-- start RECORDS SUPPLIED --
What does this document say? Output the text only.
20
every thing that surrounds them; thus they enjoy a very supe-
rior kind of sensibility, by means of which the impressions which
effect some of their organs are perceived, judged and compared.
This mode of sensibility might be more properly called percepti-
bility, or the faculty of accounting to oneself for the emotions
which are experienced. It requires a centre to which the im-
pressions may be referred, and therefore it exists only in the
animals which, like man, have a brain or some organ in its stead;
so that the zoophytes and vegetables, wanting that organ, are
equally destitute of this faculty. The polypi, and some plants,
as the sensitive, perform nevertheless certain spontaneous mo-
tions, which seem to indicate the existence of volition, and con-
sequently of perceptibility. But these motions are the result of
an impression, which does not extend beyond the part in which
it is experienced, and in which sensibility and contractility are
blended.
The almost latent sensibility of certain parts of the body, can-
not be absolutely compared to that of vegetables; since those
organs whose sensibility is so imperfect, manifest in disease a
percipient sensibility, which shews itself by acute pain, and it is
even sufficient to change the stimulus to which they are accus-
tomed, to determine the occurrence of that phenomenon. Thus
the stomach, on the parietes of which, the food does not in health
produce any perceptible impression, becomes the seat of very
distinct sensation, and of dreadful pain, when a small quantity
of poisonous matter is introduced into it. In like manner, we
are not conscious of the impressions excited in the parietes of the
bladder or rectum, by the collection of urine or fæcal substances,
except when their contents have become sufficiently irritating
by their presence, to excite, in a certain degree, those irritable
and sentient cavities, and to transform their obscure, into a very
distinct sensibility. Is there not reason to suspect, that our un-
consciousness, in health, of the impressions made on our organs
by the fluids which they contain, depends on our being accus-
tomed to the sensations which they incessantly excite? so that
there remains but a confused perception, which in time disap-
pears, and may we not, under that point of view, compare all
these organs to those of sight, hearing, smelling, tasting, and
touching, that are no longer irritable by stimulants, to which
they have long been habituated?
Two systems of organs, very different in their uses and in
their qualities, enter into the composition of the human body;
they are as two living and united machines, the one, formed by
-- end RECORDS SUPPLIED --
WHAT TO WORK ON – Extract each line holding the string "those".

RESULT FOR THIS TASK –
not be absolutely compared to that of vegetables; since those
by their presence, to excite, in a certain degree, those irritable
these organs to those of sight, hearing, smelling, tasting, and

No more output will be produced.